--- Record list ---
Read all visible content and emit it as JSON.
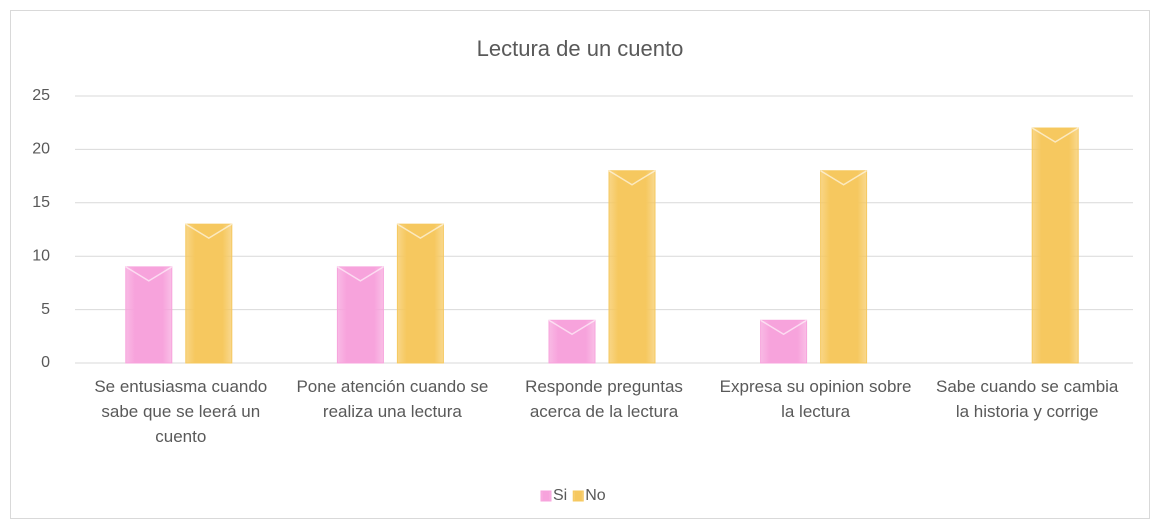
{
  "chart_data": {
    "type": "bar",
    "title": "Lectura de un cuento",
    "categories": [
      "Se entusiasma cuando sabe que se leerá un cuento",
      "Pone atención cuando se realiza una lectura",
      "Responde preguntas acerca de la lectura",
      "Expresa su opinion sobre la lectura",
      "Sabe cuando se cambia la historia y corrige"
    ],
    "series": [
      {
        "name": "Si",
        "color": "#f7a3dc",
        "values": [
          9,
          9,
          4,
          4,
          0
        ]
      },
      {
        "name": "No",
        "color": "#f6c85f",
        "values": [
          13,
          13,
          18,
          18,
          22
        ]
      }
    ],
    "ylim": [
      0,
      25
    ],
    "yticks": [
      0,
      5,
      10,
      15,
      20,
      25
    ],
    "grid": true,
    "legend": "bottom"
  }
}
---
== The exercise ==
All entries are to be retyped exactly. Omit any embedded images.

== Response to the task ==
Read all visible content and emit it as JSON.
{
  "chart_data": {
    "type": "bar",
    "title": "Lectura de un cuento",
    "categories": [
      "Se entusiasma cuando sabe que se leerá un cuento",
      "Pone atención cuando se realiza una lectura",
      "Responde preguntas acerca de la lectura",
      "Expresa su opinion sobre la lectura",
      "Sabe cuando se cambia la historia y corrige"
    ],
    "series": [
      {
        "name": "Si",
        "color": "#f7a3dc",
        "values": [
          9,
          9,
          4,
          4,
          0
        ]
      },
      {
        "name": "No",
        "color": "#f6c85f",
        "values": [
          13,
          13,
          18,
          18,
          22
        ]
      }
    ],
    "ylim": [
      0,
      25
    ],
    "yticks": [
      0,
      5,
      10,
      15,
      20,
      25
    ],
    "grid": true,
    "legend": "bottom"
  }
}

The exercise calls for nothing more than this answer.